Written request »
Provide only the number of lines in the listing that contain the string "hayalet".

Given data »
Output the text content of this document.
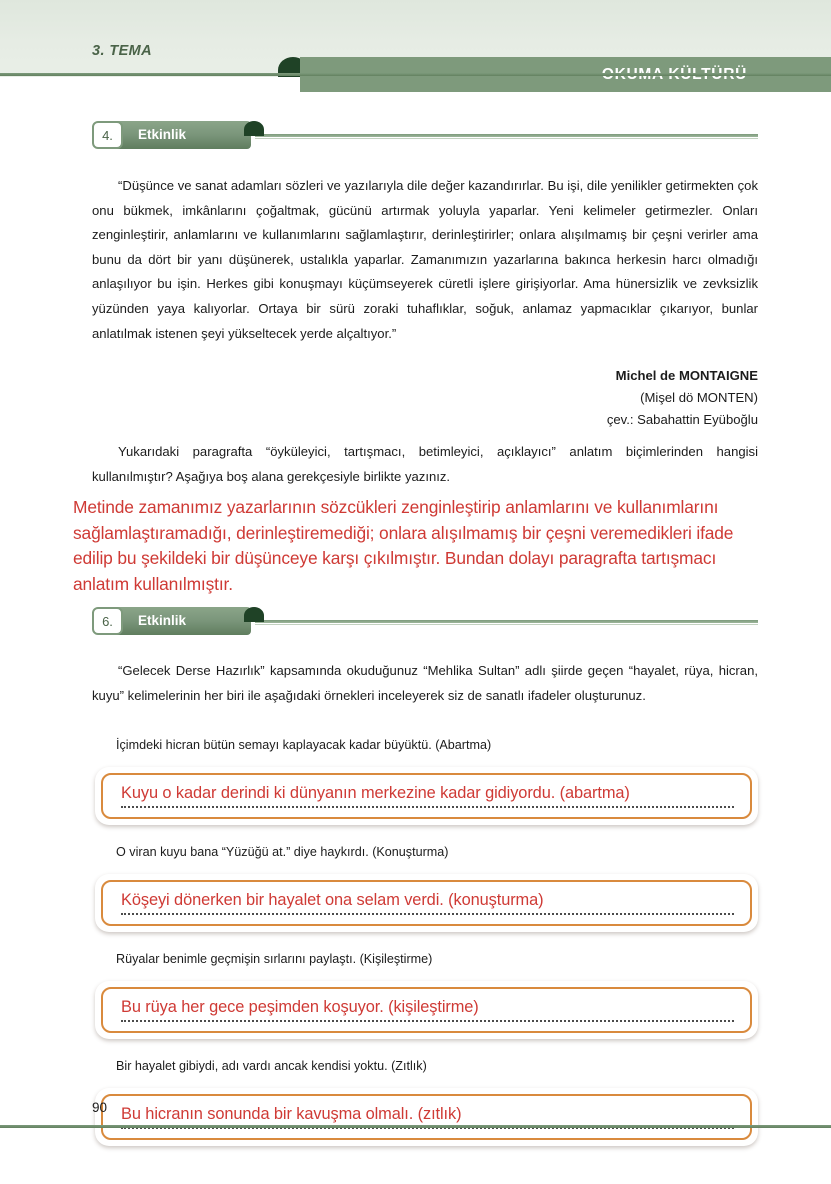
3. TEMA
4.	Etkinlik
“Düşünce ve sanat adamları sözleri ve yazılarıyla dile değer kazandırırlar. Bu işi, dile yenilikler getirmekten çok onu bükmek, imkânlarını çoğaltmak, gücünü artırmak yoluyla yaparlar. Yeni kelimeler getirmezler. Onları zenginleştirir, anlamlarını ve kullanımlarını sağlamlaştırır, derinleştirirler; onlara alışılmamış bir çeşni verirler ama bunu da dört bir yanı düşünerek, ustalıkla yaparlar. Zamanımızın yazarlarına bakınca herkesin harcı olmadığı anlaşılıyor bu işin. Herkes gibi konuşmayı küçümseyerek cüretli işlere girişiyorlar. Ama hünersizlik ve zevksizlik yüzünden yaya kalıyorlar. Ortaya bir sürü zoraki tuhaflıklar, soğuk, anlamaz yapmacıklar çıkarıyor, bunlar anlatılmak istenen şeyi yükseltecek yerde alçaltıyor.”
Michel de MONTAIGNE
(Mişel dö MONTEN)
çev.: Sabahattin Eyüboğlu
Yukarıdaki paragrafta “öyküleyici, tartışmacı, betimleyici, açıklayıcı” anlatım biçimlerinden hangisi kullanılmıştır? Aşağıya boş alana gerekçesiyle birlikte yazınız.
Metinde zamanımız yazarlarının sözcükleri zenginleştirip anlamlarını ve kullanımlarını sağlamlaştıramadığı, derinleştiremediği; onlara alışılmamış bir çeşni veremedikleri ifade edilip bu şekildeki bir düşünceye karşı çıkılmıştır. Bundan dolayı paragrafta tartışmacı anlatım kullanılmıştır.
6.	Etkinlik
“Gelecek Derse Hazırlık” kapsamında okuduğunuz “Mehlika Sultan” adlı şiirde geçen “hayalet, rüya, hicran, kuyu” kelimelerinin her biri ile aşağıdaki örnekleri inceleyerek siz de sanatlı ifadeler oluşturunuz.
İçimdeki hicran bütün semayı kaplayacak kadar büyüktü. (Abartma)
Kuyu o kadar derindi ki dünyanın merkezine kadar gidiyordu. (abartma)
O viran kuyu bana “Yüzüğü at.” diye haykırdı. (Konuşturma)
Köşeyi dönerken bir hayalet ona selam verdi. (konuşturma)
Rüyalar benimle geçmişin sırlarını paylaştı. (Kişileştirme)
Bu rüya her gece peşimden koşuyor. (kişileştirme)
Bir hayalet gibiydi, adı vardı ancak kendisi yoktu. (Zıtlık)
Bu hicranın sonunda bir kavuşma olmalı. (zıtlık)
90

Exercise solution »
3